> [INSTRUCTIONS TO FOLLOW]: Please reproduce every record, keeping each one exactly as written.

> [MATERIAL PROVIDED]:

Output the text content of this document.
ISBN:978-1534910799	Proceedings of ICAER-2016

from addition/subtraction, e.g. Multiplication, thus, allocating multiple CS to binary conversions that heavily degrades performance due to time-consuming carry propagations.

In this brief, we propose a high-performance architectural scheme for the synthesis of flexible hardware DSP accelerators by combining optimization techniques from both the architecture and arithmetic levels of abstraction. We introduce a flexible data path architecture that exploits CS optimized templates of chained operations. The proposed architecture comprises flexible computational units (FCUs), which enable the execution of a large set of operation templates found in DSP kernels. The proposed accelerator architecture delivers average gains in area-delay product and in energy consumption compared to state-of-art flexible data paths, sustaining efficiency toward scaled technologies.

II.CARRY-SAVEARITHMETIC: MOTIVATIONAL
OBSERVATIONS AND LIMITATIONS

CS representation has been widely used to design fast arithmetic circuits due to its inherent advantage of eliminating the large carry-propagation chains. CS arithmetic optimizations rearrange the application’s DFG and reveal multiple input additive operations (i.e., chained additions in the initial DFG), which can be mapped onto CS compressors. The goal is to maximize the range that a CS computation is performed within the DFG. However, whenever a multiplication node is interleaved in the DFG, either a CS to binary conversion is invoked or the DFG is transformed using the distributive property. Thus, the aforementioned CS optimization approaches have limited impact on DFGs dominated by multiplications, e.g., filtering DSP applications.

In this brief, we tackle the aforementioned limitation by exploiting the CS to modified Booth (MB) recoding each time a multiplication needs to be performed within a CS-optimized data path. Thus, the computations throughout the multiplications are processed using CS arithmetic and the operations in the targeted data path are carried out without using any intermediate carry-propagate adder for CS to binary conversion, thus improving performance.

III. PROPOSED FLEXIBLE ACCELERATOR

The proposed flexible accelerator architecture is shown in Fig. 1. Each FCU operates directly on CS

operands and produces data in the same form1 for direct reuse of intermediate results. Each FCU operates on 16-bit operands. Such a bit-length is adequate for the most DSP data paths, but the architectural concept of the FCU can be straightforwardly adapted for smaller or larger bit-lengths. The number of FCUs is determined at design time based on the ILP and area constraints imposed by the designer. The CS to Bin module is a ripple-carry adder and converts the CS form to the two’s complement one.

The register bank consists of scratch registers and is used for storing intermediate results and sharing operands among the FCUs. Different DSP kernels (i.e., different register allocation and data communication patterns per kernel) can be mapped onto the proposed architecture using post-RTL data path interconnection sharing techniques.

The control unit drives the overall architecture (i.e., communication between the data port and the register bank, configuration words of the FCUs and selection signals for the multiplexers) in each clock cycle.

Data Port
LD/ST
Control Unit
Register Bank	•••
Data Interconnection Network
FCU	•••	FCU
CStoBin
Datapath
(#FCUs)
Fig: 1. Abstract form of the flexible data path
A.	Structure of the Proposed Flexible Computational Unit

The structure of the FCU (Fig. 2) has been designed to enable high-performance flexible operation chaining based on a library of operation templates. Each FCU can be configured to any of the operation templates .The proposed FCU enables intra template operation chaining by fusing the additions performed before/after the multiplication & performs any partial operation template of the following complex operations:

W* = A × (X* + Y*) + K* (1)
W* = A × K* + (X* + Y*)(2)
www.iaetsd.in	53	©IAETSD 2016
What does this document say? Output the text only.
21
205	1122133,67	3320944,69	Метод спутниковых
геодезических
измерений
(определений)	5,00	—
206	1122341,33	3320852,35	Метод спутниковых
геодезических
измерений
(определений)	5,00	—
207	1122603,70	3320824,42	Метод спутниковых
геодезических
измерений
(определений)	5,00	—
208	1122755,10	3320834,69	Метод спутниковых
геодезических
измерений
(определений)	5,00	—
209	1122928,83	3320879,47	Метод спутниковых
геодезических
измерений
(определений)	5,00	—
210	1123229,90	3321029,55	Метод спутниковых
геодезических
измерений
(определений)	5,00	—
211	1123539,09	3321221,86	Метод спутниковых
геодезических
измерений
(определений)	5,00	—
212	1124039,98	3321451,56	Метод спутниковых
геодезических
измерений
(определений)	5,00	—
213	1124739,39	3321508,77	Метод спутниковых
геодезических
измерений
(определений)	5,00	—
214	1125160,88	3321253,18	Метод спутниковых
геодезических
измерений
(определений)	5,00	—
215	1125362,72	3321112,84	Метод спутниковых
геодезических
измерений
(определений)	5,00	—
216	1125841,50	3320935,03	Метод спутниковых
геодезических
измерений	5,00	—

> [ANSWER TO THE PROBLEM]:
Output the text content of this document.
ISBN:978-1534910799	Proceedings of ICAER-2016

from addition/subtraction, e.g. Multiplication, thus, allocating multiple CS to binary conversions that heavily degrades performance due to time-consuming carry propagations.

In this brief, we propose a high-performance architectural scheme for the synthesis of flexible hardware DSP accelerators by combining optimization techniques from both the architecture and arithmetic levels of abstraction. We introduce a flexible data path architecture that exploits CS optimized templates of chained operations. The proposed architecture comprises flexible computational units (FCUs), which enable the execution of a large set of operation templates found in DSP kernels. The proposed accelerator architecture delivers average gains in area-delay product and in energy consumption compared to state-of-art flexible data paths, sustaining efficiency toward scaled technologies.

II.CARRY-SAVEARITHMETIC: MOTIVATIONAL
OBSERVATIONS AND LIMITATIONS

CS representation has been widely used to design fast arithmetic circuits due to its inherent advantage of eliminating the large carry-propagation chains. CS arithmetic optimizations rearrange the application’s DFG and reveal multiple input additive operations (i.e., chained additions in the initial DFG), which can be mapped onto CS compressors. The goal is to maximize the range that a CS computation is performed within the DFG. However, whenever a multiplication node is interleaved in the DFG, either a CS to binary conversion is invoked or the DFG is transformed using the distributive property. Thus, the aforementioned CS optimization approaches have limited impact on DFGs dominated by multiplications, e.g., filtering DSP applications.

In this brief, we tackle the aforementioned limitation by exploiting the CS to modified Booth (MB) recoding each time a multiplication needs to be performed within a CS-optimized data path. Thus, the computations throughout the multiplications are processed using CS arithmetic and the operations in the targeted data path are carried out without using any intermediate carry-propagate adder for CS to binary conversion, thus improving performance.

III. PROPOSED FLEXIBLE ACCELERATOR

The proposed flexible accelerator architecture is shown in Fig. 1. Each FCU operates directly on CS

operands and produces data in the same form1 for direct reuse of intermediate results. Each FCU operates on 16-bit operands. Such a bit-length is adequate for the most DSP data paths, but the architectural concept of the FCU can be straightforwardly adapted for smaller or larger bit-lengths. The number of FCUs is determined at design time based on the ILP and area constraints imposed by the designer. The CS to Bin module is a ripple-carry adder and converts the CS form to the two’s complement one.

The register bank consists of scratch registers and is used for storing intermediate results and sharing operands among the FCUs. Different DSP kernels (i.e., different register allocation and data communication patterns per kernel) can be mapped onto the proposed architecture using post-RTL data path interconnection sharing techniques.

The control unit drives the overall architecture (i.e., communication between the data port and the register bank, configuration words of the FCUs and selection signals for the multiplexers) in each clock cycle.

Data Port
LD/ST
Control Unit
Register Bank	•••
Data Interconnection Network
FCU	•••	FCU
CStoBin
Datapath
(#FCUs)
Fig: 1. Abstract form of the flexible data path
A.	Structure of the Proposed Flexible Computational Unit

The structure of the FCU (Fig. 2) has been designed to enable high-performance flexible operation chaining based on a library of operation templates. Each FCU can be configured to any of the operation templates .The proposed FCU enables intra template operation chaining by fusing the additions performed before/after the multiplication & performs any partial operation template of the following complex operations:

W* = A × (X* + Y*) + K* (1)
W* = A × K* + (X* + Y*)(2)
www.iaetsd.in	53	©IAETSD 2016
What does this document say? Output the text only.
21
205	1122133,67	3320944,69	Метод спутниковых
геодезических
измерений
(определений)	5,00	—
206	1122341,33	3320852,35	Метод спутниковых
геодезических
измерений
(определений)	5,00	—
207	1122603,70	3320824,42	Метод спутниковых
геодезических
измерений
(определений)	5,00	—
208	1122755,10	3320834,69	Метод спутниковых
геодезических
измерений
(определений)	5,00	—
209	1122928,83	3320879,47	Метод спутниковых
геодезических
измерений
(определений)	5,00	—
210	1123229,90	3321029,55	Метод спутниковых
геодезических
измерений
(определений)	5,00	—
211	1123539,09	3321221,86	Метод спутниковых
геодезических
измерений
(определений)	5,00	—
212	1124039,98	3321451,56	Метод спутниковых
геодезических
измерений
(определений)	5,00	—
213	1124739,39	3321508,77	Метод спутниковых
геодезических
измерений
(определений)	5,00	—
214	1125160,88	3321253,18	Метод спутниковых
геодезических
измерений
(определений)	5,00	—
215	1125362,72	3321112,84	Метод спутниковых
геодезических
измерений
(определений)	5,00	—
216	1125841,50	3320935,03	Метод спутниковых
геодезических
измерений	5,00	—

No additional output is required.